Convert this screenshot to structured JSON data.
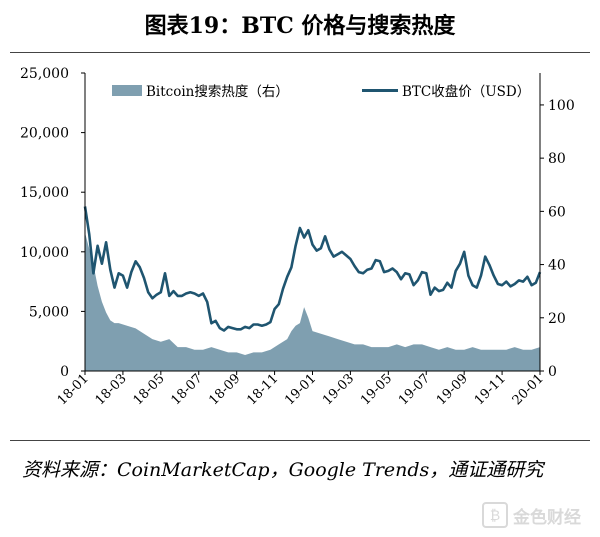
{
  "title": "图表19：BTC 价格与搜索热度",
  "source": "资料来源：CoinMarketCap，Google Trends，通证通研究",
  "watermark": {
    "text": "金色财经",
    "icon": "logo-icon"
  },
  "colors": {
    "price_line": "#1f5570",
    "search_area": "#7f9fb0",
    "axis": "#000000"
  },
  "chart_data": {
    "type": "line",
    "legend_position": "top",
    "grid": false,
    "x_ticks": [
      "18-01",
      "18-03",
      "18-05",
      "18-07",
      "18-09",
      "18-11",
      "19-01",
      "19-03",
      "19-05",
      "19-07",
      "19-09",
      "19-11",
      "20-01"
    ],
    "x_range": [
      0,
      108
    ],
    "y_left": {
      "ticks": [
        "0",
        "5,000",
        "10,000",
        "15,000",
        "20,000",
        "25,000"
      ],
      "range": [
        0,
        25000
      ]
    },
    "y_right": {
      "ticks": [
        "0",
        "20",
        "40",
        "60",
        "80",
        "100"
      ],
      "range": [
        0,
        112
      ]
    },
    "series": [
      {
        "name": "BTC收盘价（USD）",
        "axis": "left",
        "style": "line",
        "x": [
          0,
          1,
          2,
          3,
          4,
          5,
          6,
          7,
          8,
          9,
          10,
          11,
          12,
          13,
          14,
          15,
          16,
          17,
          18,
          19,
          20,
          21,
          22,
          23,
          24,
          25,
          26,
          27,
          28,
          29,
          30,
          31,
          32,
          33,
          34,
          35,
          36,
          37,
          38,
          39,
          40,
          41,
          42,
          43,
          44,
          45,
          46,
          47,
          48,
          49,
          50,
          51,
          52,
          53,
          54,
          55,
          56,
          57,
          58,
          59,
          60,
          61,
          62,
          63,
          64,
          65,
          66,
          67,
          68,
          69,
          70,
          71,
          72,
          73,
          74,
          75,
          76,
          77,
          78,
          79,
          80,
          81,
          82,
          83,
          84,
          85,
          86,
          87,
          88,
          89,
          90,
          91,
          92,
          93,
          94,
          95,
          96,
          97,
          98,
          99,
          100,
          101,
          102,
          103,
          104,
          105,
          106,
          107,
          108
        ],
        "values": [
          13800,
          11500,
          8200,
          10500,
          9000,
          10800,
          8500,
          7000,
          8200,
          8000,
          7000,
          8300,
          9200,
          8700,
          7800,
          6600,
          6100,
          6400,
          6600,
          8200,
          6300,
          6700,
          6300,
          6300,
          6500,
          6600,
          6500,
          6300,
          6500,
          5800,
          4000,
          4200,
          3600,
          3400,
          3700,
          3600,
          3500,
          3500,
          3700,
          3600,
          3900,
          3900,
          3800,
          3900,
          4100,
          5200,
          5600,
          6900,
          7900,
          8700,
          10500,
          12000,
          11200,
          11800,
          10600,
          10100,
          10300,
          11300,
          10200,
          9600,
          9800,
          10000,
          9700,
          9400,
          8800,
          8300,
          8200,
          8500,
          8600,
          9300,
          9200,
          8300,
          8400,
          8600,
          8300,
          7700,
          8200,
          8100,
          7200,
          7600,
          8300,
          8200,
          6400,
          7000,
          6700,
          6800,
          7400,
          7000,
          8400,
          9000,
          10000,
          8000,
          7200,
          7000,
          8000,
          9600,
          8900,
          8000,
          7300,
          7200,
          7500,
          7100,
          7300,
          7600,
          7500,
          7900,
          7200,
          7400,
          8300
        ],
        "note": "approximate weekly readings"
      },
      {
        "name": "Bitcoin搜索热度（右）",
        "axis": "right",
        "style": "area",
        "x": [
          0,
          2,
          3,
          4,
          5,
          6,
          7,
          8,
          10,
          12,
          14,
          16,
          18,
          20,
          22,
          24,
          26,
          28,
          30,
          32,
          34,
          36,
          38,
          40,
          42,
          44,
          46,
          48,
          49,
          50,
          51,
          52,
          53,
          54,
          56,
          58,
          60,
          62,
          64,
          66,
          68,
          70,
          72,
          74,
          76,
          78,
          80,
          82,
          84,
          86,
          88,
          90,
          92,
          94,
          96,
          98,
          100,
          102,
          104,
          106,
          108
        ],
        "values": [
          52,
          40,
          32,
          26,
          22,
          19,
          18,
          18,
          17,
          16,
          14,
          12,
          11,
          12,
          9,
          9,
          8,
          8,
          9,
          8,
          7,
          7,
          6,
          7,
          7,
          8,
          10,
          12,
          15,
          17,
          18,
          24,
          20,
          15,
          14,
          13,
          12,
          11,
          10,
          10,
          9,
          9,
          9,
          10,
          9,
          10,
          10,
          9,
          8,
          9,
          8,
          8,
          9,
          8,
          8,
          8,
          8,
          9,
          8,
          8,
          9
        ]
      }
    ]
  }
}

[Exercise]
Images should not appear in the copy; retype the listing above exactly.

[Correct answer]
Convert this screenshot to structured JSON data.
{
  "title": "图表19：BTC 价格与搜索热度",
  "source": "资料来源：CoinMarketCap，Google Trends，通证通研究",
  "watermark": {
    "text": "金色财经",
    "icon": "logo-icon"
  },
  "colors": {
    "price_line": "#1f5570",
    "search_area": "#7f9fb0",
    "axis": "#000000"
  },
  "chart_data": {
    "type": "line",
    "legend_position": "top",
    "grid": false,
    "x_ticks": [
      "18-01",
      "18-03",
      "18-05",
      "18-07",
      "18-09",
      "18-11",
      "19-01",
      "19-03",
      "19-05",
      "19-07",
      "19-09",
      "19-11",
      "20-01"
    ],
    "x_range": [
      0,
      108
    ],
    "y_left": {
      "ticks": [
        "0",
        "5,000",
        "10,000",
        "15,000",
        "20,000",
        "25,000"
      ],
      "range": [
        0,
        25000
      ]
    },
    "y_right": {
      "ticks": [
        "0",
        "20",
        "40",
        "60",
        "80",
        "100"
      ],
      "range": [
        0,
        112
      ]
    },
    "series": [
      {
        "name": "BTC收盘价（USD）",
        "axis": "left",
        "style": "line",
        "x": [
          0,
          1,
          2,
          3,
          4,
          5,
          6,
          7,
          8,
          9,
          10,
          11,
          12,
          13,
          14,
          15,
          16,
          17,
          18,
          19,
          20,
          21,
          22,
          23,
          24,
          25,
          26,
          27,
          28,
          29,
          30,
          31,
          32,
          33,
          34,
          35,
          36,
          37,
          38,
          39,
          40,
          41,
          42,
          43,
          44,
          45,
          46,
          47,
          48,
          49,
          50,
          51,
          52,
          53,
          54,
          55,
          56,
          57,
          58,
          59,
          60,
          61,
          62,
          63,
          64,
          65,
          66,
          67,
          68,
          69,
          70,
          71,
          72,
          73,
          74,
          75,
          76,
          77,
          78,
          79,
          80,
          81,
          82,
          83,
          84,
          85,
          86,
          87,
          88,
          89,
          90,
          91,
          92,
          93,
          94,
          95,
          96,
          97,
          98,
          99,
          100,
          101,
          102,
          103,
          104,
          105,
          106,
          107,
          108
        ],
        "values": [
          13800,
          11500,
          8200,
          10500,
          9000,
          10800,
          8500,
          7000,
          8200,
          8000,
          7000,
          8300,
          9200,
          8700,
          7800,
          6600,
          6100,
          6400,
          6600,
          8200,
          6300,
          6700,
          6300,
          6300,
          6500,
          6600,
          6500,
          6300,
          6500,
          5800,
          4000,
          4200,
          3600,
          3400,
          3700,
          3600,
          3500,
          3500,
          3700,
          3600,
          3900,
          3900,
          3800,
          3900,
          4100,
          5200,
          5600,
          6900,
          7900,
          8700,
          10500,
          12000,
          11200,
          11800,
          10600,
          10100,
          10300,
          11300,
          10200,
          9600,
          9800,
          10000,
          9700,
          9400,
          8800,
          8300,
          8200,
          8500,
          8600,
          9300,
          9200,
          8300,
          8400,
          8600,
          8300,
          7700,
          8200,
          8100,
          7200,
          7600,
          8300,
          8200,
          6400,
          7000,
          6700,
          6800,
          7400,
          7000,
          8400,
          9000,
          10000,
          8000,
          7200,
          7000,
          8000,
          9600,
          8900,
          8000,
          7300,
          7200,
          7500,
          7100,
          7300,
          7600,
          7500,
          7900,
          7200,
          7400,
          8300
        ],
        "note": "approximate weekly readings"
      },
      {
        "name": "Bitcoin搜索热度（右）",
        "axis": "right",
        "style": "area",
        "x": [
          0,
          2,
          3,
          4,
          5,
          6,
          7,
          8,
          10,
          12,
          14,
          16,
          18,
          20,
          22,
          24,
          26,
          28,
          30,
          32,
          34,
          36,
          38,
          40,
          42,
          44,
          46,
          48,
          49,
          50,
          51,
          52,
          53,
          54,
          56,
          58,
          60,
          62,
          64,
          66,
          68,
          70,
          72,
          74,
          76,
          78,
          80,
          82,
          84,
          86,
          88,
          90,
          92,
          94,
          96,
          98,
          100,
          102,
          104,
          106,
          108
        ],
        "values": [
          52,
          40,
          32,
          26,
          22,
          19,
          18,
          18,
          17,
          16,
          14,
          12,
          11,
          12,
          9,
          9,
          8,
          8,
          9,
          8,
          7,
          7,
          6,
          7,
          7,
          8,
          10,
          12,
          15,
          17,
          18,
          24,
          20,
          15,
          14,
          13,
          12,
          11,
          10,
          10,
          9,
          9,
          9,
          10,
          9,
          10,
          10,
          9,
          8,
          9,
          8,
          8,
          9,
          8,
          8,
          8,
          8,
          9,
          8,
          8,
          9
        ]
      }
    ]
  }
}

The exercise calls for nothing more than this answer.